- Set task A:
Reproduce the listing word for word, starting at its first line and ending after the line that contains "x-tick-label: 1000 [341,698,368,711]".

The results were mixed on opening night with some players doing camp, so playing it straight and many shouting and screaming instead of projecting the emotions of a scene. This uneven play does have its moments. The script is solid and the satire works to give the piece a light tone that underscores the strong moral parable contained in Durrenmatt’s epic theatre play.
As an off-night affair (it plays Monday through Wednesday), The Visit is worth a look. The sheer ambition and pace keeps the work delivering enough satisfying moments to engage us.
Claire (Hilary Sanzel) returns to her village of Guillen as a billionaire after years of marrying wealth men. The town is in dire straits as industry and manufacturing plants have closed and the residents are becoming poor. Their hope is that during her visit, Claire will help the depressed town recover. Claire arrives and is willing to make a billion mark donation to the town and its citizens. Great news! However, she has set conditions: she wants justice for a wrong done to her by Anron Schill (Peter Esposito) causing her to leave Guillen and become a prostitute. Schill got her pregnant and bribed two men to testify that they also had sex with Claire thus exonerating Schill. Claire now wants justice by having Anton Schill killed in return for the billion marks.
The town folks like Anton Schill and reject Claire’s demands but they also believe that eventually she’ll eventually see that Guillen and its citizens are worthy of her help. They start living on credit in anticipation of getting Claire’s money. We see how good people can use situational ethics to rationalize their survival needs. Money corrupts and Claire sure knows how to use it to get her revenge. This cautionary tale is timeless.

- Dataset excerpts:
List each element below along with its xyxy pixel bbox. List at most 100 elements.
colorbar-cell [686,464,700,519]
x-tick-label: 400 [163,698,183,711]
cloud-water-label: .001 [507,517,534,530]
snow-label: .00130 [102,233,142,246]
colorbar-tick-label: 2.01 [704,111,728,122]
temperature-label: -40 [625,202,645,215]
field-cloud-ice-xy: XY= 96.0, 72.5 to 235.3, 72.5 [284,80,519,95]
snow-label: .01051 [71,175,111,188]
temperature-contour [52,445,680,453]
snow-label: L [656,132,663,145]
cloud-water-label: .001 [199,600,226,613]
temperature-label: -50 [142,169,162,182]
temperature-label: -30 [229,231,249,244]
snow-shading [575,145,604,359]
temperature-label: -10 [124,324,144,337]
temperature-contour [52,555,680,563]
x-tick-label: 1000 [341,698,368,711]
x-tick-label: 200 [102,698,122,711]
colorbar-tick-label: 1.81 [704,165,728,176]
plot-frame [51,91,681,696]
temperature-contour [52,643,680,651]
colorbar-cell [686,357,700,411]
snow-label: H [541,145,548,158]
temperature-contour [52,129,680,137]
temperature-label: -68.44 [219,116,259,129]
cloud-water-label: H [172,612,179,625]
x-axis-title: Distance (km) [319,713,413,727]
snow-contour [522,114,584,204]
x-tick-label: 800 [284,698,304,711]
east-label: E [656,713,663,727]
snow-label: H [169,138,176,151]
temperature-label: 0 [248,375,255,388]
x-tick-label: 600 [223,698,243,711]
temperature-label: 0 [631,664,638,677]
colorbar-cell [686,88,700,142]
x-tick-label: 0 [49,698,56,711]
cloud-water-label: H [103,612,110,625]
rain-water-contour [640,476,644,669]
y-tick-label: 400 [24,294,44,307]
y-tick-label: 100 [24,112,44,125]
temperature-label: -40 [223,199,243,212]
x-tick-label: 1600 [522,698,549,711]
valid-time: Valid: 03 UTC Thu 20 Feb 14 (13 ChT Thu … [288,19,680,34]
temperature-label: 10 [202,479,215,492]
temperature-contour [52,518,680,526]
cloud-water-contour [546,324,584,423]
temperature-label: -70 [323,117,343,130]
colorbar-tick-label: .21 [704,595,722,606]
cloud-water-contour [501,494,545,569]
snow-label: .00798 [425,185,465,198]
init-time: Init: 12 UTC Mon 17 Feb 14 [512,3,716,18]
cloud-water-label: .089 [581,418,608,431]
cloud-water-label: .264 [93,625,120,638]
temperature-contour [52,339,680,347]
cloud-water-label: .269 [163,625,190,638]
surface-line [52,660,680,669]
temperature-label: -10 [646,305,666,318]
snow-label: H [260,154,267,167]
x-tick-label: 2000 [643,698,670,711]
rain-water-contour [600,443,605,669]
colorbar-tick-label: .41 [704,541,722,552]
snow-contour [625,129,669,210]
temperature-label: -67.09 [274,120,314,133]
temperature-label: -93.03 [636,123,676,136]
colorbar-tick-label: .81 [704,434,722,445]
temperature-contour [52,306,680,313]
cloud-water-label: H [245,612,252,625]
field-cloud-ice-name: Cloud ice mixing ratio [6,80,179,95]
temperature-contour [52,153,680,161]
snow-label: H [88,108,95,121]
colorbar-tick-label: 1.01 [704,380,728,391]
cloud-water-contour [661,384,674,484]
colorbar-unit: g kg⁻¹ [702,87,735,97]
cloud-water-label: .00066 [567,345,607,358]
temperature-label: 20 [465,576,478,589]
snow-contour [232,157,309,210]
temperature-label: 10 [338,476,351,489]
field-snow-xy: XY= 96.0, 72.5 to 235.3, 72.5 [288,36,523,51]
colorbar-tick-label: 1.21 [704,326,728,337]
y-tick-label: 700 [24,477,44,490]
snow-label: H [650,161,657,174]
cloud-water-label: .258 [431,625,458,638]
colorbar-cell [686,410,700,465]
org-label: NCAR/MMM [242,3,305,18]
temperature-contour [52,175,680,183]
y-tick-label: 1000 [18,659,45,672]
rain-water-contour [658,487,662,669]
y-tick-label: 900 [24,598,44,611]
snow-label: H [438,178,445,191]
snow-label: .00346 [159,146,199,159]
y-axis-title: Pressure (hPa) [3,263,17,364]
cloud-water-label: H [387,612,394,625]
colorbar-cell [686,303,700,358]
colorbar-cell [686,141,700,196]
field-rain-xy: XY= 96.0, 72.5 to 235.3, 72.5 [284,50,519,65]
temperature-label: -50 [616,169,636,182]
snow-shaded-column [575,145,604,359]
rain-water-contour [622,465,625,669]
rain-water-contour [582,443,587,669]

- Set task B:
According to the review, on which days of the week does The Visit play?

- Right answer A:
List each element below along with its xyxy pixel bbox. List at most 100 elements.
colorbar-cell [686,464,700,519]
x-tick-label: 400 [163,698,183,711]
cloud-water-label: .001 [507,517,534,530]
snow-label: .00130 [102,233,142,246]
colorbar-tick-label: 2.01 [704,111,728,122]
temperature-label: -40 [625,202,645,215]
field-cloud-ice-xy: XY= 96.0, 72.5 to 235.3, 72.5 [284,80,519,95]
snow-label: .01051 [71,175,111,188]
temperature-contour [52,445,680,453]
snow-label: L [656,132,663,145]
cloud-water-label: .001 [199,600,226,613]
temperature-label: -50 [142,169,162,182]
temperature-label: -30 [229,231,249,244]
snow-shading [575,145,604,359]
temperature-label: -10 [124,324,144,337]
temperature-contour [52,555,680,563]
x-tick-label: 1000 [341,698,368,711]

- Right answer B:
Monday through Wednesday.